[A block of data]
----------------------------------------

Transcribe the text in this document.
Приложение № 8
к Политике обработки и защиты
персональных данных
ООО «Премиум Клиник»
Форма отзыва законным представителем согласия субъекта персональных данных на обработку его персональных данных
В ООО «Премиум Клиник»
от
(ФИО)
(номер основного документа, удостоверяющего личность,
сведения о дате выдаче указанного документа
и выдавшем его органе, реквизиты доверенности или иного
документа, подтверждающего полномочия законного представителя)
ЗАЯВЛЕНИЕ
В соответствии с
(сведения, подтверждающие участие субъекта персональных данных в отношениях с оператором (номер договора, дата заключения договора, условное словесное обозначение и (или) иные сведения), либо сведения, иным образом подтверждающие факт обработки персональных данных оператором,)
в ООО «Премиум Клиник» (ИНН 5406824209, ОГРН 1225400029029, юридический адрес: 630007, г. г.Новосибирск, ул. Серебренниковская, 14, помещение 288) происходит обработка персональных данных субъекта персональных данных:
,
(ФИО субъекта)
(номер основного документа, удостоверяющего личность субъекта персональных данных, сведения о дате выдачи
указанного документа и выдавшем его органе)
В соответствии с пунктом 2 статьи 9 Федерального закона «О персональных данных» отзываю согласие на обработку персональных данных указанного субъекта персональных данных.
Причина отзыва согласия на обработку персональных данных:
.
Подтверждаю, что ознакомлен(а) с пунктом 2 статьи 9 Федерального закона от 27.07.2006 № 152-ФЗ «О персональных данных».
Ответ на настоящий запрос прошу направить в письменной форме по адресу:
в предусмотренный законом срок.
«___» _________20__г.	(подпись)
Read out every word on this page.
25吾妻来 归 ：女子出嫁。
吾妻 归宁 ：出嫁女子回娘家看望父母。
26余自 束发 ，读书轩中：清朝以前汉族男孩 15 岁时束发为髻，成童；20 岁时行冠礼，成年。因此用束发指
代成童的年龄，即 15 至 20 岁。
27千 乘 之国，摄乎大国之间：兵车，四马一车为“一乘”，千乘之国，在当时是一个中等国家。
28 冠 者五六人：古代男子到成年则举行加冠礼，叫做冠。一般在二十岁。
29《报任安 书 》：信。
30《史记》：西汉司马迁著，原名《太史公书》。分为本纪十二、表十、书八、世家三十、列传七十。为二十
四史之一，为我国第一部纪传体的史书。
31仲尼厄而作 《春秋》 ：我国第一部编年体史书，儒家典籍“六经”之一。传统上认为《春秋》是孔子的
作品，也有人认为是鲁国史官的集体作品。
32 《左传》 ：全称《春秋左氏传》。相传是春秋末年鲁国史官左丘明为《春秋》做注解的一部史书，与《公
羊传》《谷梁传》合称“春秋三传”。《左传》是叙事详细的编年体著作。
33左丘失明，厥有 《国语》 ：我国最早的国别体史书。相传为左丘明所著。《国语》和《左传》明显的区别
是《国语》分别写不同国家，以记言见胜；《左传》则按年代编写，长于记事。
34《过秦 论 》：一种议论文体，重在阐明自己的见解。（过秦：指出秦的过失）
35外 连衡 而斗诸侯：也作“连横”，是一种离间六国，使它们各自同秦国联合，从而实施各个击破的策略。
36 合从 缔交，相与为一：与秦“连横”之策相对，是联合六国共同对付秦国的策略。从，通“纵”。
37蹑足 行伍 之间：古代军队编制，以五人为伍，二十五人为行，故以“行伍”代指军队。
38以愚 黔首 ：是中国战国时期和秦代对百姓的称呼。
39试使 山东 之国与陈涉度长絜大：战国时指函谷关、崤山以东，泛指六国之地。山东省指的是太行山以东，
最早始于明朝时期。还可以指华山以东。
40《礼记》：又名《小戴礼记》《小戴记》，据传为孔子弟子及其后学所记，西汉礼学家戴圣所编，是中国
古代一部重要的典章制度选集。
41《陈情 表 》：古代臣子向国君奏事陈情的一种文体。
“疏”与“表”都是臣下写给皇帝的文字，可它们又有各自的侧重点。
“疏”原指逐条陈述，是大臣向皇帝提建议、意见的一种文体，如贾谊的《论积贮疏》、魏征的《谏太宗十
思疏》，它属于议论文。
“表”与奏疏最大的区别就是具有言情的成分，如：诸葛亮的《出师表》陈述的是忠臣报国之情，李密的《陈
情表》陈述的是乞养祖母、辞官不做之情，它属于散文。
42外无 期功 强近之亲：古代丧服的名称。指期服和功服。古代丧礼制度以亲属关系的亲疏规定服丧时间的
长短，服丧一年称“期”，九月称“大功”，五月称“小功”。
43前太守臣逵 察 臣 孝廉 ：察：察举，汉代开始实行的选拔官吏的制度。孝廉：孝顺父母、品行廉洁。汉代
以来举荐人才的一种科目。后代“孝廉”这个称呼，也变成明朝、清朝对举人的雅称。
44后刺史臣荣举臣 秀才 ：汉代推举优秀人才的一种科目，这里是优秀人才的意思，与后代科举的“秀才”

----------------------------------------

Exercise: Reproduce each record exactly as it appears.

Task output:
Transcribe the text in this document.
Приложение № 8
к Политике обработки и защиты
персональных данных
ООО «Премиум Клиник»
Форма отзыва законным представителем согласия субъекта персональных данных на обработку его персональных данных
В ООО «Премиум Клиник»
от
(ФИО)
(номер основного документа, удостоверяющего личность,
сведения о дате выдаче указанного документа
и выдавшем его органе, реквизиты доверенности или иного
документа, подтверждающего полномочия законного представителя)
ЗАЯВЛЕНИЕ
В соответствии с
(сведения, подтверждающие участие субъекта персональных данных в отношениях с оператором (номер договора, дата заключения договора, условное словесное обозначение и (или) иные сведения), либо сведения, иным образом подтверждающие факт обработки персональных данных оператором,)
в ООО «Премиум Клиник» (ИНН 5406824209, ОГРН 1225400029029, юридический адрес: 630007, г. г.Новосибирск, ул. Серебренниковская, 14, помещение 288) происходит обработка персональных данных субъекта персональных данных:
,
(ФИО субъекта)
(номер основного документа, удостоверяющего личность субъекта персональных данных, сведения о дате выдачи
указанного документа и выдавшем его органе)
В соответствии с пунктом 2 статьи 9 Федерального закона «О персональных данных» отзываю согласие на обработку персональных данных указанного субъекта персональных данных.
Причина отзыва согласия на обработку персональных данных:
.
Подтверждаю, что ознакомлен(а) с пунктом 2 статьи 9 Федерального закона от 27.07.2006 № 152-ФЗ «О персональных данных».
Ответ на настоящий запрос прошу направить в письменной форме по адресу:
в предусмотренный законом срок.
«___» _________20__г.	(подпись)
Read out every word on this page.
25吾妻来 归 ：女子出嫁。
吾妻 归宁 ：出嫁女子回娘家看望父母。
26余自 束发 ，读书轩中：清朝以前汉族男孩 15 岁时束发为髻，成童；20 岁时行冠礼，成年。因此用束发指
代成童的年龄，即 15 至 20 岁。
27千 乘 之国，摄乎大国之间：兵车，四马一车为“一乘”，千乘之国，在当时是一个中等国家。
28 冠 者五六人：古代男子到成年则举行加冠礼，叫做冠。一般在二十岁。
29《报任安 书 》：信。
30《史记》：西汉司马迁著，原名《太史公书》。分为本纪十二、表十、书八、世家三十、列传七十。为二十
四史之一，为我国第一部纪传体的史书。
31仲尼厄而作 《春秋》 ：我国第一部编年体史书，儒家典籍“六经”之一。传统上认为《春秋》是孔子的
作品，也有人认为是鲁国史官的集体作品。
32 《左传》 ：全称《春秋左氏传》。相传是春秋末年鲁国史官左丘明为《春秋》做注解的一部史书，与《公
羊传》《谷梁传》合称“春秋三传”。《左传》是叙事详细的编年体著作。
33左丘失明，厥有 《国语》 ：我国最早的国别体史书。相传为左丘明所著。《国语》和《左传》明显的区别
是《国语》分别写不同国家，以记言见胜；《左传》则按年代编写，长于记事。
34《过秦 论 》：一种议论文体，重在阐明自己的见解。（过秦：指出秦的过失）
35外 连衡 而斗诸侯：也作“连横”，是一种离间六国，使它们各自同秦国联合，从而实施各个击破的策略。
36 合从 缔交，相与为一：与秦“连横”之策相对，是联合六国共同对付秦国的策略。从，通“纵”。
37蹑足 行伍 之间：古代军队编制，以五人为伍，二十五人为行，故以“行伍”代指军队。
38以愚 黔首 ：是中国战国时期和秦代对百姓的称呼。
39试使 山东 之国与陈涉度长絜大：战国时指函谷关、崤山以东，泛指六国之地。山东省指的是太行山以东，
最早始于明朝时期。还可以指华山以东。
40《礼记》：又名《小戴礼记》《小戴记》，据传为孔子弟子及其后学所记，西汉礼学家戴圣所编，是中国
古代一部重要的典章制度选集。
41《陈情 表 》：古代臣子向国君奏事陈情的一种文体。
“疏”与“表”都是臣下写给皇帝的文字，可它们又有各自的侧重点。
“疏”原指逐条陈述，是大臣向皇帝提建议、意见的一种文体，如贾谊的《论积贮疏》、魏征的《谏太宗十
思疏》，它属于议论文。
“表”与奏疏最大的区别就是具有言情的成分，如：诸葛亮的《出师表》陈述的是忠臣报国之情，李密的《陈
情表》陈述的是乞养祖母、辞官不做之情，它属于散文。
42外无 期功 强近之亲：古代丧服的名称。指期服和功服。古代丧礼制度以亲属关系的亲疏规定服丧时间的
长短，服丧一年称“期”，九月称“大功”，五月称“小功”。
43前太守臣逵 察 臣 孝廉 ：察：察举，汉代开始实行的选拔官吏的制度。孝廉：孝顺父母、品行廉洁。汉代
以来举荐人才的一种科目。后代“孝廉”这个称呼，也变成明朝、清朝对举人的雅称。
44后刺史臣荣举臣 秀才 ：汉代推举优秀人才的一种科目，这里是优秀人才的意思，与后代科举的“秀才”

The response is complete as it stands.